SHORT TASK:
Keep only the lines of the data below that contain "this", and copy them.
-- Start --
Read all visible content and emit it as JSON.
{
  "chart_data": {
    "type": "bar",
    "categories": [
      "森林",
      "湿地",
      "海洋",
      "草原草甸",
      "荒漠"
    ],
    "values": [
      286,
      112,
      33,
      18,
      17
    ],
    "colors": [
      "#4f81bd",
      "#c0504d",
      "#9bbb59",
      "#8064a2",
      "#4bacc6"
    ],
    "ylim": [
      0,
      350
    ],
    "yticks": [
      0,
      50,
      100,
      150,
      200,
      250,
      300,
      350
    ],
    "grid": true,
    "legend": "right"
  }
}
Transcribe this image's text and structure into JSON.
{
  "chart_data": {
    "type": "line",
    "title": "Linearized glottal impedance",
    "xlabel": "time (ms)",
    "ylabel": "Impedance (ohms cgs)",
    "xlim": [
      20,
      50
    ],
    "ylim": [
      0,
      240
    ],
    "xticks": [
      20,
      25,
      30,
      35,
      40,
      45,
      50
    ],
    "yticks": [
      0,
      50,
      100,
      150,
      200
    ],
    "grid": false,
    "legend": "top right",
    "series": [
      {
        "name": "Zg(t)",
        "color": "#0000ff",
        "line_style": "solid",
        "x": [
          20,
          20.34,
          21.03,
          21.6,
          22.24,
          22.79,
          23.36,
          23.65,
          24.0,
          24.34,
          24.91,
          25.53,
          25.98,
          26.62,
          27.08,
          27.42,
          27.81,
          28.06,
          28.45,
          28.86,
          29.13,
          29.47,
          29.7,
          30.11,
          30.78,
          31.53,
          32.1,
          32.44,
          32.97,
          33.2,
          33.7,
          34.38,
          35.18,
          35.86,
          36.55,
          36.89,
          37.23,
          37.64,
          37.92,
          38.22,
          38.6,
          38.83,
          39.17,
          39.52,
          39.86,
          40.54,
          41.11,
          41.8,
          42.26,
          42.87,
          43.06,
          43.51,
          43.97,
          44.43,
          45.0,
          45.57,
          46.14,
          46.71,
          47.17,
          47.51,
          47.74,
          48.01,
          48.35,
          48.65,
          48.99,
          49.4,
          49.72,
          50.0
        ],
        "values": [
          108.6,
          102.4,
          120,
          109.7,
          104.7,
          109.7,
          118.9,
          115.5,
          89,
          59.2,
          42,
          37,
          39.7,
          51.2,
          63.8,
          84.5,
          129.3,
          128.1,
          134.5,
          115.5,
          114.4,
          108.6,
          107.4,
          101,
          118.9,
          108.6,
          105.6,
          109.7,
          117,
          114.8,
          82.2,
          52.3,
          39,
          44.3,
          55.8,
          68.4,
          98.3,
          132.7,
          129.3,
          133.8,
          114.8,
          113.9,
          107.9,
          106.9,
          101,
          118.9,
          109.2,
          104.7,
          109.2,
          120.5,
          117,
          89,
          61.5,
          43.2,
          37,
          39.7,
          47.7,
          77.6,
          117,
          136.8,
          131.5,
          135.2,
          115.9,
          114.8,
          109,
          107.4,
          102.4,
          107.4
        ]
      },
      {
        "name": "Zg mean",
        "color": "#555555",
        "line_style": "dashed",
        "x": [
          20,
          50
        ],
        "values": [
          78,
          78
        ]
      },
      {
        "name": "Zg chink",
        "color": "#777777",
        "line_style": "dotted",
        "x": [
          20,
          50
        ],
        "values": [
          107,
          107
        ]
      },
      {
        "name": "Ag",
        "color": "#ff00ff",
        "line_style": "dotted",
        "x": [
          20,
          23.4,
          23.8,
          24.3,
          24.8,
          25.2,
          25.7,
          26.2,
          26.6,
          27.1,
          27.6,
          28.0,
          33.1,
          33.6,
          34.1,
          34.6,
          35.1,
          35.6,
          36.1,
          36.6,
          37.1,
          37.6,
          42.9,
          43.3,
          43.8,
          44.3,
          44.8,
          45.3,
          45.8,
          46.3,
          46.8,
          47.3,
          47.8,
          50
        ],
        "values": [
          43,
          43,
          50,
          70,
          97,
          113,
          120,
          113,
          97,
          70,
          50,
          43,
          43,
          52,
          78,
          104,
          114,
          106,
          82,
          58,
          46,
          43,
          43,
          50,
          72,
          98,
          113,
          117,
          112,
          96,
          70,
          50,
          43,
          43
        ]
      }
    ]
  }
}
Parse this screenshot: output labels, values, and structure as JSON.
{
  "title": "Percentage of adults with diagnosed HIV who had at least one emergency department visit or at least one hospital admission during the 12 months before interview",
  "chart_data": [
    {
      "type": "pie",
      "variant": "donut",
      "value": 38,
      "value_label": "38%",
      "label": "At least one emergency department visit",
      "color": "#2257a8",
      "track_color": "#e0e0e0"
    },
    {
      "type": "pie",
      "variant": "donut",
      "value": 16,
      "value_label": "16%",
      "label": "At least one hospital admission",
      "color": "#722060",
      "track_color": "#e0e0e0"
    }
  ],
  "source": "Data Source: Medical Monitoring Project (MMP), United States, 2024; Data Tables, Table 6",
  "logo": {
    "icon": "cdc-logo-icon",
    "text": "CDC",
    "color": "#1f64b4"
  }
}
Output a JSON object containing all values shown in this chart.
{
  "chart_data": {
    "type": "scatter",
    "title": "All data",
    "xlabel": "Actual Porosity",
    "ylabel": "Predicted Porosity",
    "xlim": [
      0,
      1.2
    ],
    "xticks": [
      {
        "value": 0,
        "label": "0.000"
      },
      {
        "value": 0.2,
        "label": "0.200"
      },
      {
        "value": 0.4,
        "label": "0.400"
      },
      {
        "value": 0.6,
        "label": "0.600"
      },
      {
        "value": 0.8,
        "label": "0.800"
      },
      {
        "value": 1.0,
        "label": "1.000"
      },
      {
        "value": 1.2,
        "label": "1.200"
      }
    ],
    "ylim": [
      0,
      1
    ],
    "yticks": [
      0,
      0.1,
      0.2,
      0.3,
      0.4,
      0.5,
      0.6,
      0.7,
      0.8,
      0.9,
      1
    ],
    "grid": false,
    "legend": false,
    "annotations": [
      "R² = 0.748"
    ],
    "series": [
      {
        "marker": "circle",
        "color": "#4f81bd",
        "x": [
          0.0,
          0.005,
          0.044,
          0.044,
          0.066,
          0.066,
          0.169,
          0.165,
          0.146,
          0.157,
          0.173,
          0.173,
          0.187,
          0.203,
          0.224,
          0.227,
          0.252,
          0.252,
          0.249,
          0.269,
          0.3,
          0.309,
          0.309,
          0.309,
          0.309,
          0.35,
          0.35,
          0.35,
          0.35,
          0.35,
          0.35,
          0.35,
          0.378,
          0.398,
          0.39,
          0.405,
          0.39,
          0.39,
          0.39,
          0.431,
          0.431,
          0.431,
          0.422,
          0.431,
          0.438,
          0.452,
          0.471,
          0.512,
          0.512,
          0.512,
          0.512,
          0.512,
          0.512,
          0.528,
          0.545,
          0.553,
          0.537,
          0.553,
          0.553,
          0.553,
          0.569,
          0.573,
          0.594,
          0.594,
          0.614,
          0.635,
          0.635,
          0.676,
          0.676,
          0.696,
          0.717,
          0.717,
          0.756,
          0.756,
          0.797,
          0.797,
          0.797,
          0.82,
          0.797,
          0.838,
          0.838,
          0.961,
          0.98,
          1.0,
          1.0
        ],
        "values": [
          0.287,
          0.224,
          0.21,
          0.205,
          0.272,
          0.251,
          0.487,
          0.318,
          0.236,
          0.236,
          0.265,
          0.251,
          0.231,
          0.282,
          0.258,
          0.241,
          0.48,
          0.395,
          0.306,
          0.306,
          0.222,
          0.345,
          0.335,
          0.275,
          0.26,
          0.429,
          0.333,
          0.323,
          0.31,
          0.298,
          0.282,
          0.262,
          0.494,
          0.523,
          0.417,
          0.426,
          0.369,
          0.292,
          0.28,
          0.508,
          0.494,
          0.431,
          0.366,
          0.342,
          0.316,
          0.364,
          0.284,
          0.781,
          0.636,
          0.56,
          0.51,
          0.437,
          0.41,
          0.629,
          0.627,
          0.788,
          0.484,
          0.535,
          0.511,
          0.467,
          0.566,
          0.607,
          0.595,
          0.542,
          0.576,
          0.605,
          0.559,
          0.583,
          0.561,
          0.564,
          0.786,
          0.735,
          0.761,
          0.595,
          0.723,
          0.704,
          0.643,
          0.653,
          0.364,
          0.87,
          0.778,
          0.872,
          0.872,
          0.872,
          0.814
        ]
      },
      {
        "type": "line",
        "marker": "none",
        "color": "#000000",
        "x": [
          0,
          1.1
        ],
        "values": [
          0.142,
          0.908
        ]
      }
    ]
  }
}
-- End --
TASK RESULT:
Transcribe this image's text and structure into JSON.
Parse this screenshot: output labels, values, and structure as JSON.
Output a JSON object containing all values shown in this chart.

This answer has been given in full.